*** Dataset excerpts ***
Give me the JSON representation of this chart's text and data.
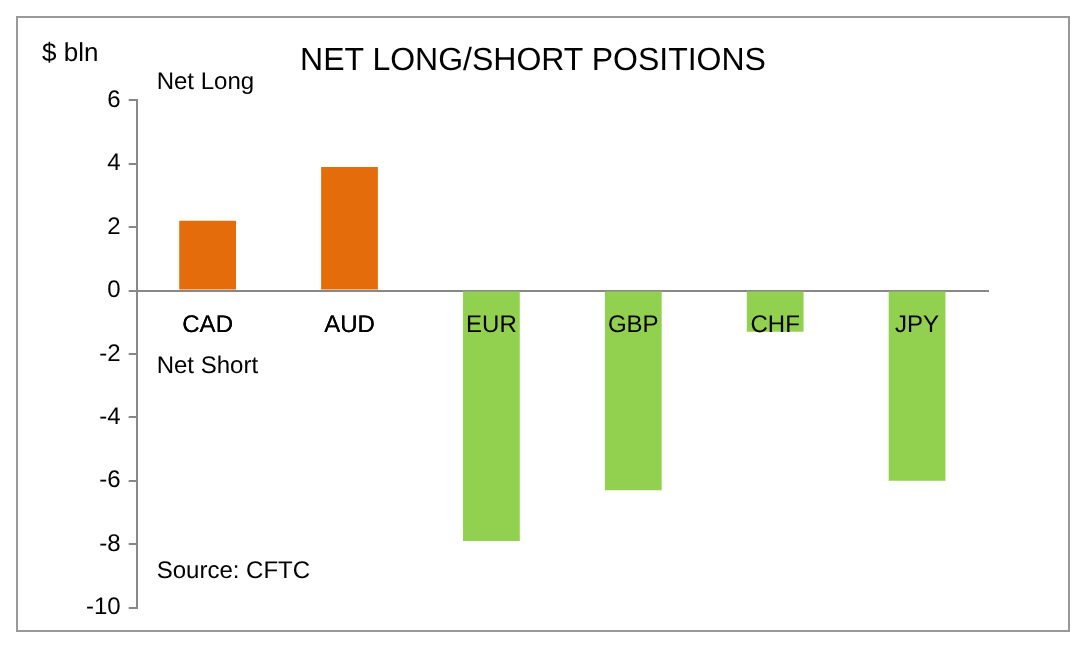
{
  "chart_data": {
    "type": "bar",
    "title": "NET LONG/SHORT POSITIONS",
    "ylabel": "$ bln",
    "categories": [
      "CAD",
      "AUD",
      "EUR",
      "GBP",
      "CHF",
      "JPY"
    ],
    "values": [
      2.2,
      3.9,
      -7.9,
      -6.3,
      -1.3,
      -6.0
    ],
    "colors": [
      "#e46c0a",
      "#e46c0a",
      "#92d050",
      "#92d050",
      "#92d050",
      "#92d050"
    ],
    "ylim": [
      -10,
      6
    ],
    "yticks": [
      -10,
      -8,
      -6,
      -4,
      -2,
      0,
      2,
      4,
      6
    ],
    "grid": false,
    "annotations": [
      "Net Long",
      "Net Short",
      "Source: CFTC"
    ]
  }
}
***
Quote the material word for word, dropping any images it holds.

Give me the JSON representation of this chart's text and data.
{
  "chart_data": {
    "type": "bar",
    "title": "NET LONG/SHORT POSITIONS",
    "ylabel": "$ bln",
    "categories": [
      "CAD",
      "AUD",
      "EUR",
      "GBP",
      "CHF",
      "JPY"
    ],
    "values": [
      2.2,
      3.9,
      -7.9,
      -6.3,
      -1.3,
      -6.0
    ],
    "colors": [
      "#e46c0a",
      "#e46c0a",
      "#92d050",
      "#92d050",
      "#92d050",
      "#92d050"
    ],
    "ylim": [
      -10,
      6
    ],
    "yticks": [
      -10,
      -8,
      -6,
      -4,
      -2,
      0,
      2,
      4,
      6
    ],
    "grid": false,
    "annotations": [
      "Net Long",
      "Net Short",
      "Source: CFTC"
    ]
  }
}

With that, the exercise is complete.